▶ [Exercise instructions]: Your answer should be the records, copied exactly, with the pictures removed.

▶ [Records from a collection]:
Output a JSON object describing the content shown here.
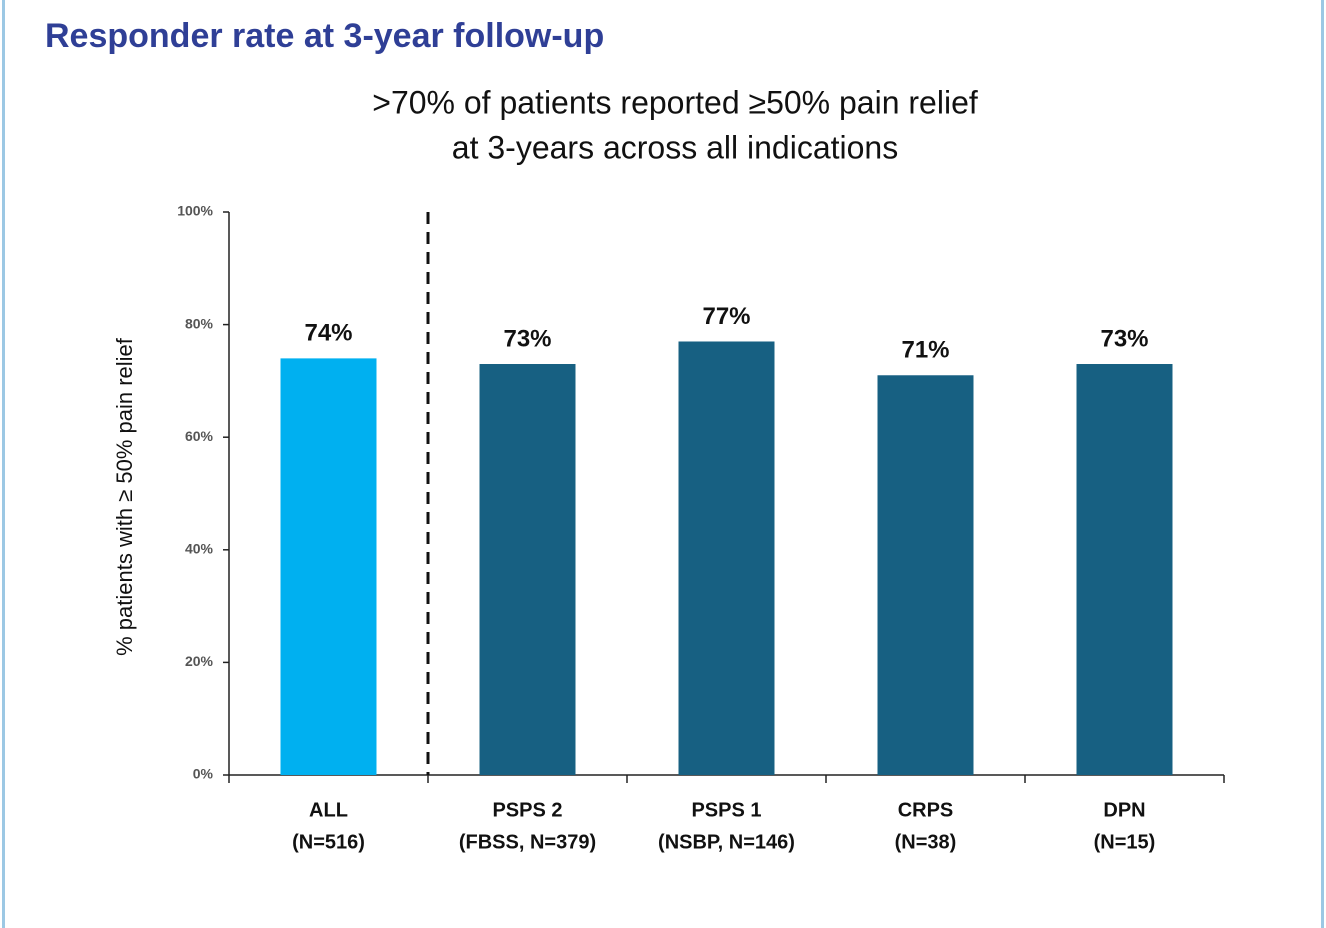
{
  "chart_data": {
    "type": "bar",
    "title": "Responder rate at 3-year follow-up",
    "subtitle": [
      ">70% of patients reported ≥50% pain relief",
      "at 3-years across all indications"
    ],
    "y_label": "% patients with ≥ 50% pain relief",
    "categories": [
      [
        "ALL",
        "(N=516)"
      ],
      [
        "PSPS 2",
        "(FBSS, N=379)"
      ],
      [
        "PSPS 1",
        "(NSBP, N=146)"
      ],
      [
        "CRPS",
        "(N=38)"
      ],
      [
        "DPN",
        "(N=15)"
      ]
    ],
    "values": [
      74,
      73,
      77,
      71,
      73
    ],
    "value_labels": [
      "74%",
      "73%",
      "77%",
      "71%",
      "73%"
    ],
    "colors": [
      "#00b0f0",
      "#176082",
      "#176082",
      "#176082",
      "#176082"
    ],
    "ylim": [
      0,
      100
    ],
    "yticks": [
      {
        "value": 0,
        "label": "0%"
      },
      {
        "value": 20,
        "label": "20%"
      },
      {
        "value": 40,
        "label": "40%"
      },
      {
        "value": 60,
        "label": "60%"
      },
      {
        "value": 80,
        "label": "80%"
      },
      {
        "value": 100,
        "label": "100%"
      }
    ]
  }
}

▶ [Answer box]:
Output a JSON object describing the content shown here.
{
  "chart_data": {
    "type": "bar",
    "title": "Responder rate at 3-year follow-up",
    "subtitle": [
      ">70% of patients reported ≥50% pain relief",
      "at 3-years across all indications"
    ],
    "y_label": "% patients with ≥ 50% pain relief",
    "categories": [
      [
        "ALL",
        "(N=516)"
      ],
      [
        "PSPS 2",
        "(FBSS, N=379)"
      ],
      [
        "PSPS 1",
        "(NSBP, N=146)"
      ],
      [
        "CRPS",
        "(N=38)"
      ],
      [
        "DPN",
        "(N=15)"
      ]
    ],
    "values": [
      74,
      73,
      77,
      71,
      73
    ],
    "value_labels": [
      "74%",
      "73%",
      "77%",
      "71%",
      "73%"
    ],
    "colors": [
      "#00b0f0",
      "#176082",
      "#176082",
      "#176082",
      "#176082"
    ],
    "ylim": [
      0,
      100
    ],
    "yticks": [
      {
        "value": 0,
        "label": "0%"
      },
      {
        "value": 20,
        "label": "20%"
      },
      {
        "value": 40,
        "label": "40%"
      },
      {
        "value": 60,
        "label": "60%"
      },
      {
        "value": 80,
        "label": "80%"
      },
      {
        "value": 100,
        "label": "100%"
      }
    ]
  }
}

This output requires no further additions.